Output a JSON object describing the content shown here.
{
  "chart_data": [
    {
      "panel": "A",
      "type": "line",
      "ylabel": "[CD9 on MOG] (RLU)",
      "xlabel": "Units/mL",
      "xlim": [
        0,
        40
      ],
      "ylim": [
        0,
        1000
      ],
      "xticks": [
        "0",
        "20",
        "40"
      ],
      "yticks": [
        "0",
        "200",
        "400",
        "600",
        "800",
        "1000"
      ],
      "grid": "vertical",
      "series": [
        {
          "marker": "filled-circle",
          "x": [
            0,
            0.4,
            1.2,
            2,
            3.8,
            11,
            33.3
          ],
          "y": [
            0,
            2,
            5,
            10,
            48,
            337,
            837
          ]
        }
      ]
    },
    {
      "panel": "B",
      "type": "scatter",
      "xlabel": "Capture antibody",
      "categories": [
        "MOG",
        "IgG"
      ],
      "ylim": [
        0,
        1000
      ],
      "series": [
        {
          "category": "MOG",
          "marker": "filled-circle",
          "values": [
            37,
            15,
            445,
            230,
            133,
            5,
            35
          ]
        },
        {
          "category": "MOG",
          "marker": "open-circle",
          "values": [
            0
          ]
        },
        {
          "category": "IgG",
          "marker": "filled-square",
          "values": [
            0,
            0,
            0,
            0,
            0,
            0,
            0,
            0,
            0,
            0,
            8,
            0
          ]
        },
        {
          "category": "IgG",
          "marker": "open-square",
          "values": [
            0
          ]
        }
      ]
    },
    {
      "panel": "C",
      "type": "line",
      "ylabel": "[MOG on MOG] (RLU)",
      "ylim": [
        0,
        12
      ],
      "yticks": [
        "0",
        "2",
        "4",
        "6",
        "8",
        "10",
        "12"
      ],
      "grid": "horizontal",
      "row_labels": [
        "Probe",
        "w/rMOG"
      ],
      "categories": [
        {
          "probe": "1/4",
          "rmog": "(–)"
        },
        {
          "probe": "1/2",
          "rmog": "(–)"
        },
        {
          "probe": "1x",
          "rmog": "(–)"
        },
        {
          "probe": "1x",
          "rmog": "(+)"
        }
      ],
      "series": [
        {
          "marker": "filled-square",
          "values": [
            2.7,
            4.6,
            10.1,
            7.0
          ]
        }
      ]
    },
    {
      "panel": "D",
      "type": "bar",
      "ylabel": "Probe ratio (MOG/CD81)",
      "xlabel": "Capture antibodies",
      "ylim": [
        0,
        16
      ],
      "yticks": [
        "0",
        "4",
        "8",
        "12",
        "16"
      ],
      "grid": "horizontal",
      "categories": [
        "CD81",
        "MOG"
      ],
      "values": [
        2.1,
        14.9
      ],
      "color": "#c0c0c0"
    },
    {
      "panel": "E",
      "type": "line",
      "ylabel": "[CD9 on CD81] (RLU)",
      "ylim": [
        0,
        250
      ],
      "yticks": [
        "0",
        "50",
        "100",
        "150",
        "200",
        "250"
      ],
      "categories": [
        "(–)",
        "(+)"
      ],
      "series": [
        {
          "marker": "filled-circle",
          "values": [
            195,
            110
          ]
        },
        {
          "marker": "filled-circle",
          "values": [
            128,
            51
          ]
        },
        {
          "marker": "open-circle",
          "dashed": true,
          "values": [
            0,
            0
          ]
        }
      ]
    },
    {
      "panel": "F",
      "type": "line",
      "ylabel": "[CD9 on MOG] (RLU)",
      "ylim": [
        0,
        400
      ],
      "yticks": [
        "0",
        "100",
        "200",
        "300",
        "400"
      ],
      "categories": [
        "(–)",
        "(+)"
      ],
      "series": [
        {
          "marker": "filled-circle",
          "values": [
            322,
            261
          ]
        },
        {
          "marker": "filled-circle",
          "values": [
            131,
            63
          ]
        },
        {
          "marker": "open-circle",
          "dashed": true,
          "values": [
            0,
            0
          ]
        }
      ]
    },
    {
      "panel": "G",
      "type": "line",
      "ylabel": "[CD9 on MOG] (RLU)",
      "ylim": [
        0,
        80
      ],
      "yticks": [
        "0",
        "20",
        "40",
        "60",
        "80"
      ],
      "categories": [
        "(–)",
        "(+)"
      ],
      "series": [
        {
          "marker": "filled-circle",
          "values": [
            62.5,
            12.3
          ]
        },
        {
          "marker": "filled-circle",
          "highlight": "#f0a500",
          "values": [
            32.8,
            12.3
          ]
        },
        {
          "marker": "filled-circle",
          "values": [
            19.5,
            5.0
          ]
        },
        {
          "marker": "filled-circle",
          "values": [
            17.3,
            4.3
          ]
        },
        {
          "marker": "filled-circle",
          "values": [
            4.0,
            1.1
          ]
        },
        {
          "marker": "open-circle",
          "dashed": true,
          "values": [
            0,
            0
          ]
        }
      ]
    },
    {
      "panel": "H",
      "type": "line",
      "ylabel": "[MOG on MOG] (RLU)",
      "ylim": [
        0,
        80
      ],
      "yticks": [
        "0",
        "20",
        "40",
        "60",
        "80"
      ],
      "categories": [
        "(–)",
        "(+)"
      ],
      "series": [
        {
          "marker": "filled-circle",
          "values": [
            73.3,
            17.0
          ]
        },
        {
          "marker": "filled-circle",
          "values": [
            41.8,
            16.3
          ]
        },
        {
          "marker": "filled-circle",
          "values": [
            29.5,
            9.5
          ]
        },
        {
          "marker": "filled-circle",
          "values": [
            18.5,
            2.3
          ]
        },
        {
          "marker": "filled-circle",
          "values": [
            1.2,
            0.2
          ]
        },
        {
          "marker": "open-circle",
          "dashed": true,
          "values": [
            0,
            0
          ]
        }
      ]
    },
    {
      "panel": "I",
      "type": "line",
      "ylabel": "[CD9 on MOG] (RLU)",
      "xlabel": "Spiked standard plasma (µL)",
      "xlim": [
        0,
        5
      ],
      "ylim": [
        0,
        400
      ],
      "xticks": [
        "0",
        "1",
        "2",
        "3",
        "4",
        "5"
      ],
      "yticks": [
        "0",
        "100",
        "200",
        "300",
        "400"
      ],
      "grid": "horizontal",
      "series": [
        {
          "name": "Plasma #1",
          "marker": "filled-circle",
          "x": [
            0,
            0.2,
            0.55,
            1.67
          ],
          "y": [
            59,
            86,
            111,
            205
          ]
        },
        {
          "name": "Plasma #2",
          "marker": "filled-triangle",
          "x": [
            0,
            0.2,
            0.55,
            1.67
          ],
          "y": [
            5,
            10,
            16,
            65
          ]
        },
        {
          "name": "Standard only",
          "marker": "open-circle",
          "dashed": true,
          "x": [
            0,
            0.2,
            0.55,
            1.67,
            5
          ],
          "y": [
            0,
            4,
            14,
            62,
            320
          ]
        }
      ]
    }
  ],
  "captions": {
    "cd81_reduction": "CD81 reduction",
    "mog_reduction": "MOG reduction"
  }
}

══════

__WORK INSTRUCTION__. Every entry should be printed again exactly as it stands.

__ANSWER TO THIS PROBLEM__.
Output a JSON object describing the content shown here.
{
  "chart_data": [
    {
      "panel": "A",
      "type": "line",
      "ylabel": "[CD9 on MOG] (RLU)",
      "xlabel": "Units/mL",
      "xlim": [
        0,
        40
      ],
      "ylim": [
        0,
        1000
      ],
      "xticks": [
        "0",
        "20",
        "40"
      ],
      "yticks": [
        "0",
        "200",
        "400",
        "600",
        "800",
        "1000"
      ],
      "grid": "vertical",
      "series": [
        {
          "marker": "filled-circle",
          "x": [
            0,
            0.4,
            1.2,
            2,
            3.8,
            11,
            33.3
          ],
          "y": [
            0,
            2,
            5,
            10,
            48,
            337,
            837
          ]
        }
      ]
    },
    {
      "panel": "B",
      "type": "scatter",
      "xlabel": "Capture antibody",
      "categories": [
        "MOG",
        "IgG"
      ],
      "ylim": [
        0,
        1000
      ],
      "series": [
        {
          "category": "MOG",
          "marker": "filled-circle",
          "values": [
            37,
            15,
            445,
            230,
            133,
            5,
            35
          ]
        },
        {
          "category": "MOG",
          "marker": "open-circle",
          "values": [
            0
          ]
        },
        {
          "category": "IgG",
          "marker": "filled-square",
          "values": [
            0,
            0,
            0,
            0,
            0,
            0,
            0,
            0,
            0,
            0,
            8,
            0
          ]
        },
        {
          "category": "IgG",
          "marker": "open-square",
          "values": [
            0
          ]
        }
      ]
    },
    {
      "panel": "C",
      "type": "line",
      "ylabel": "[MOG on MOG] (RLU)",
      "ylim": [
        0,
        12
      ],
      "yticks": [
        "0",
        "2",
        "4",
        "6",
        "8",
        "10",
        "12"
      ],
      "grid": "horizontal",
      "row_labels": [
        "Probe",
        "w/rMOG"
      ],
      "categories": [
        {
          "probe": "1/4",
          "rmog": "(–)"
        },
        {
          "probe": "1/2",
          "rmog": "(–)"
        },
        {
          "probe": "1x",
          "rmog": "(–)"
        },
        {
          "probe": "1x",
          "rmog": "(+)"
        }
      ],
      "series": [
        {
          "marker": "filled-square",
          "values": [
            2.7,
            4.6,
            10.1,
            7.0
          ]
        }
      ]
    },
    {
      "panel": "D",
      "type": "bar",
      "ylabel": "Probe ratio (MOG/CD81)",
      "xlabel": "Capture antibodies",
      "ylim": [
        0,
        16
      ],
      "yticks": [
        "0",
        "4",
        "8",
        "12",
        "16"
      ],
      "grid": "horizontal",
      "categories": [
        "CD81",
        "MOG"
      ],
      "values": [
        2.1,
        14.9
      ],
      "color": "#c0c0c0"
    },
    {
      "panel": "E",
      "type": "line",
      "ylabel": "[CD9 on CD81] (RLU)",
      "ylim": [
        0,
        250
      ],
      "yticks": [
        "0",
        "50",
        "100",
        "150",
        "200",
        "250"
      ],
      "categories": [
        "(–)",
        "(+)"
      ],
      "series": [
        {
          "marker": "filled-circle",
          "values": [
            195,
            110
          ]
        },
        {
          "marker": "filled-circle",
          "values": [
            128,
            51
          ]
        },
        {
          "marker": "open-circle",
          "dashed": true,
          "values": [
            0,
            0
          ]
        }
      ]
    },
    {
      "panel": "F",
      "type": "line",
      "ylabel": "[CD9 on MOG] (RLU)",
      "ylim": [
        0,
        400
      ],
      "yticks": [
        "0",
        "100",
        "200",
        "300",
        "400"
      ],
      "categories": [
        "(–)",
        "(+)"
      ],
      "series": [
        {
          "marker": "filled-circle",
          "values": [
            322,
            261
          ]
        },
        {
          "marker": "filled-circle",
          "values": [
            131,
            63
          ]
        },
        {
          "marker": "open-circle",
          "dashed": true,
          "values": [
            0,
            0
          ]
        }
      ]
    },
    {
      "panel": "G",
      "type": "line",
      "ylabel": "[CD9 on MOG] (RLU)",
      "ylim": [
        0,
        80
      ],
      "yticks": [
        "0",
        "20",
        "40",
        "60",
        "80"
      ],
      "categories": [
        "(–)",
        "(+)"
      ],
      "series": [
        {
          "marker": "filled-circle",
          "values": [
            62.5,
            12.3
          ]
        },
        {
          "marker": "filled-circle",
          "highlight": "#f0a500",
          "values": [
            32.8,
            12.3
          ]
        },
        {
          "marker": "filled-circle",
          "values": [
            19.5,
            5.0
          ]
        },
        {
          "marker": "filled-circle",
          "values": [
            17.3,
            4.3
          ]
        },
        {
          "marker": "filled-circle",
          "values": [
            4.0,
            1.1
          ]
        },
        {
          "marker": "open-circle",
          "dashed": true,
          "values": [
            0,
            0
          ]
        }
      ]
    },
    {
      "panel": "H",
      "type": "line",
      "ylabel": "[MOG on MOG] (RLU)",
      "ylim": [
        0,
        80
      ],
      "yticks": [
        "0",
        "20",
        "40",
        "60",
        "80"
      ],
      "categories": [
        "(–)",
        "(+)"
      ],
      "series": [
        {
          "marker": "filled-circle",
          "values": [
            73.3,
            17.0
          ]
        },
        {
          "marker": "filled-circle",
          "values": [
            41.8,
            16.3
          ]
        },
        {
          "marker": "filled-circle",
          "values": [
            29.5,
            9.5
          ]
        },
        {
          "marker": "filled-circle",
          "values": [
            18.5,
            2.3
          ]
        },
        {
          "marker": "filled-circle",
          "values": [
            1.2,
            0.2
          ]
        },
        {
          "marker": "open-circle",
          "dashed": true,
          "values": [
            0,
            0
          ]
        }
      ]
    },
    {
      "panel": "I",
      "type": "line",
      "ylabel": "[CD9 on MOG] (RLU)",
      "xlabel": "Spiked standard plasma (µL)",
      "xlim": [
        0,
        5
      ],
      "ylim": [
        0,
        400
      ],
      "xticks": [
        "0",
        "1",
        "2",
        "3",
        "4",
        "5"
      ],
      "yticks": [
        "0",
        "100",
        "200",
        "300",
        "400"
      ],
      "grid": "horizontal",
      "series": [
        {
          "name": "Plasma #1",
          "marker": "filled-circle",
          "x": [
            0,
            0.2,
            0.55,
            1.67
          ],
          "y": [
            59,
            86,
            111,
            205
          ]
        },
        {
          "name": "Plasma #2",
          "marker": "filled-triangle",
          "x": [
            0,
            0.2,
            0.55,
            1.67
          ],
          "y": [
            5,
            10,
            16,
            65
          ]
        },
        {
          "name": "Standard only",
          "marker": "open-circle",
          "dashed": true,
          "x": [
            0,
            0.2,
            0.55,
            1.67,
            5
          ],
          "y": [
            0,
            4,
            14,
            62,
            320
          ]
        }
      ]
    }
  ],
  "captions": {
    "cd81_reduction": "CD81 reduction",
    "mog_reduction": "MOG reduction"
  }
}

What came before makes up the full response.